* BEGIN *

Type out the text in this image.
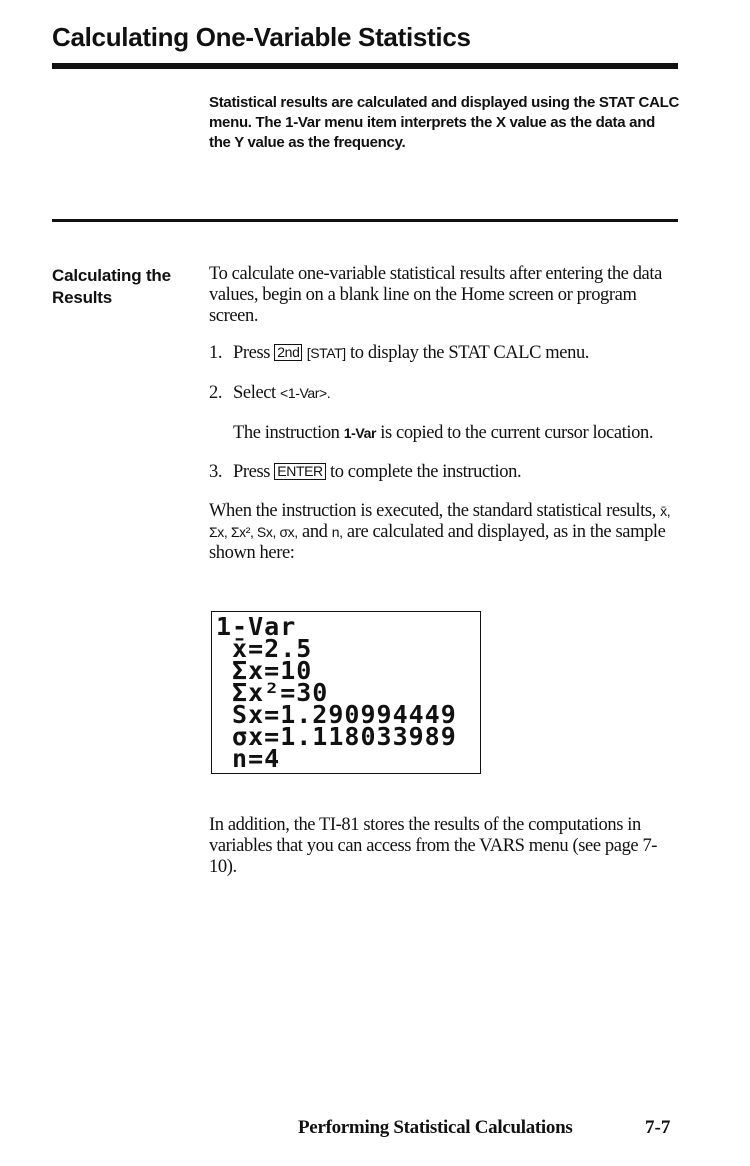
Calculating One-Variable Statistics
Statistical results are calculated and displayed using the STAT CALC menu. The 1-Var menu item interprets the X value as the data and the Y value as the frequency.
Calculating the
Results

To calculate one-variable statistical results after entering the data values, begin on a blank line on the Home screen or program screen.

1. Press 2nd [STAT] to display the STAT CALC menu.

2. Select <1-Var>.

The instruction 1-Var is copied to the current cursor location.

3. Press ENTER to complete the instruction.

When the instruction is executed, the standard statistical results, x̄, Σx, Σx², Sx, σx, and n, are calculated and displayed, as in the sample shown here:

1-Var
x̄=2.5
Σx=10
Σx²=30
Sx=1.290994449
σx=1.118033989
n=4
In addition, the TI-81 stores the results of the computations in variables that you can access from the VARS menu (see page 7-10).
Performing Statistical Calculations	7-7
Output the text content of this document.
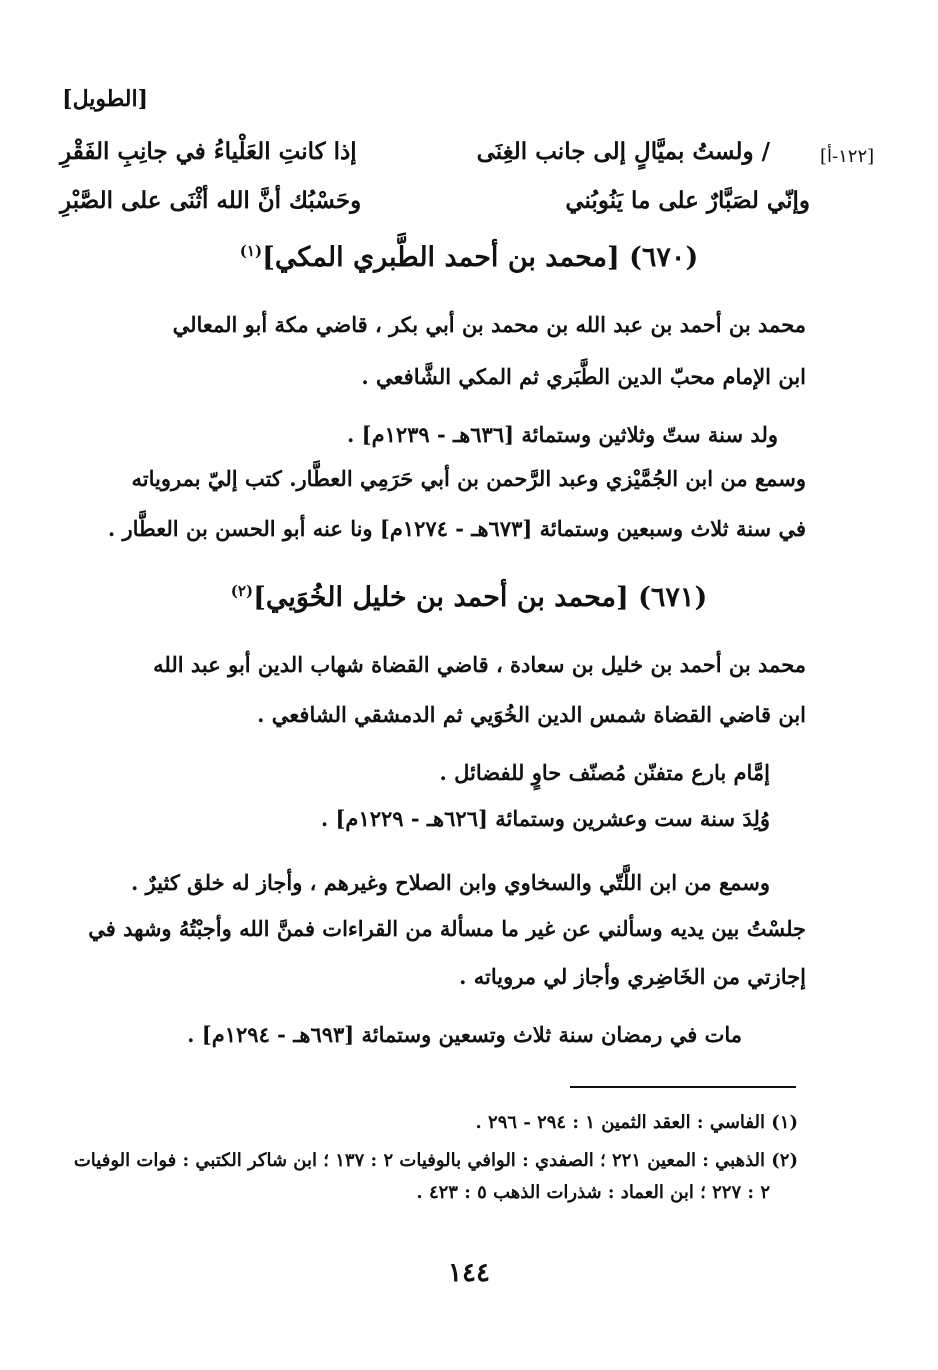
[الطويل]
[١٢٢-أ]
/ ولستُ بميَّالٍ إلى جانب الغِنَى
إذا كانتِ العَلْياءُ في جانِبِ الفَقْرِ
وإنّي لصَبَّارٌ على ما يَنُوبُني
وحَسْبُك أنَّ الله أثْنَى على الصَّبْرِ
(٦٧٠) [محمد بن أحمد الطَّبري المكي]$^{(١)}$
محمد بن أحمد بن عبد الله بن محمد بن أبي بكر ، قاضي مكة أبو المعالي
ابن الإمام محبّ الدين الطَّبَري ثم المكي الشَّافعي .
ولد سنة ستّ وثلاثين وستمائة [٦٣٦هـ - ١٢٣٩م] .
وسمع من ابن الجُمَّيْزي وعبد الرَّحمن بن أبي حَرَمِي العطَّار. كتب إليّ بمروياته
في سنة ثلاث وسبعين وستمائة [٦٧٣هـ - ١٢٧٤م] ونا عنه أبو الحسن بن العطَّار .
(٦٧١) [محمد بن أحمد بن خليل الخُوَيي]$^{(٢)}$
محمد بن أحمد بن خليل بن سعادة ، قاضي القضاة شهاب الدين أبو عبد الله
ابن قاضي القضاة شمس الدين الخُوَيي ثم الدمشقي الشافعي .
إمَّام بارع متفنّن مُصنّف حاوٍ للفضائل .
وُلِدَ سنة ست وعشرين وستمائة [٦٢٦هـ - ١٢٢٩م] .
وسمع من ابن اللَّتّي والسخاوي وابن الصلاح وغيرهم ، وأجاز له خلق كثيرٌ .
جلسْتُ بين يديه وسألني عن غير ما مسألة من القراءات فمنَّ الله وأجبْتُهُ وشهد في
إجازتي من الخَاضِري وأجاز لي مروياته .
مات في رمضان سنة ثلاث وتسعين وستمائة [٦٩٣هـ - ١٢٩٤م] .
(١) الفاسي : العقد الثمين ١ : ٢٩٤ - ٢٩٦ .
(٢) الذهبي : المعين ٢٢١ ؛ الصفدي : الوافي بالوفيات ٢ : ١٣٧ ؛ ابن شاكر الكتبي : فوات الوفيات
٢ : ٢٢٧ ؛ ابن العماد : شذرات الذهب ٥ : ٤٢٣ .
١٤٤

* END *

### Challenge
Omit pictures; set down the rest of the material word for word.

### Full response
Type out the text in this image.
Calculating One-Variable Statistics
Statistical results are calculated and displayed using the STAT CALC menu. The 1-Var menu item interprets the X value as the data and the Y value as the frequency.
Calculating the
Results

To calculate one-variable statistical results after entering the data values, begin on a blank line on the Home screen or program screen.

1. Press 2nd [STAT] to display the STAT CALC menu.

2. Select <1-Var>.

The instruction 1-Var is copied to the current cursor location.

3. Press ENTER to complete the instruction.

When the instruction is executed, the standard statistical results, x̄, Σx, Σx², Sx, σx, and n, are calculated and displayed, as in the sample shown here:

1-Var
x̄=2.5
Σx=10
Σx²=30
Sx=1.290994449
σx=1.118033989
n=4
In addition, the TI-81 stores the results of the computations in variables that you can access from the VARS menu (see page 7-10).
Performing Statistical Calculations	7-7
Output the text content of this document.
[الطويل]
[١٢٢-أ]
/ ولستُ بميَّالٍ إلى جانب الغِنَى
إذا كانتِ العَلْياءُ في جانِبِ الفَقْرِ
وإنّي لصَبَّارٌ على ما يَنُوبُني
وحَسْبُك أنَّ الله أثْنَى على الصَّبْرِ
(٦٧٠) [محمد بن أحمد الطَّبري المكي]$^{(١)}$
محمد بن أحمد بن عبد الله بن محمد بن أبي بكر ، قاضي مكة أبو المعالي
ابن الإمام محبّ الدين الطَّبَري ثم المكي الشَّافعي .
ولد سنة ستّ وثلاثين وستمائة [٦٣٦هـ - ١٢٣٩م] .
وسمع من ابن الجُمَّيْزي وعبد الرَّحمن بن أبي حَرَمِي العطَّار. كتب إليّ بمروياته
في سنة ثلاث وسبعين وستمائة [٦٧٣هـ - ١٢٧٤م] ونا عنه أبو الحسن بن العطَّار .
(٦٧١) [محمد بن أحمد بن خليل الخُوَيي]$^{(٢)}$
محمد بن أحمد بن خليل بن سعادة ، قاضي القضاة شهاب الدين أبو عبد الله
ابن قاضي القضاة شمس الدين الخُوَيي ثم الدمشقي الشافعي .
إمَّام بارع متفنّن مُصنّف حاوٍ للفضائل .
وُلِدَ سنة ست وعشرين وستمائة [٦٢٦هـ - ١٢٢٩م] .
وسمع من ابن اللَّتّي والسخاوي وابن الصلاح وغيرهم ، وأجاز له خلق كثيرٌ .
جلسْتُ بين يديه وسألني عن غير ما مسألة من القراءات فمنَّ الله وأجبْتُهُ وشهد في
إجازتي من الخَاضِري وأجاز لي مروياته .
مات في رمضان سنة ثلاث وتسعين وستمائة [٦٩٣هـ - ١٢٩٤م] .
(١) الفاسي : العقد الثمين ١ : ٢٩٤ - ٢٩٦ .
(٢) الذهبي : المعين ٢٢١ ؛ الصفدي : الوافي بالوفيات ٢ : ١٣٧ ؛ ابن شاكر الكتبي : فوات الوفيات
٢ : ٢٢٧ ؛ ابن العماد : شذرات الذهب ٥ : ٤٢٣ .
١٤٤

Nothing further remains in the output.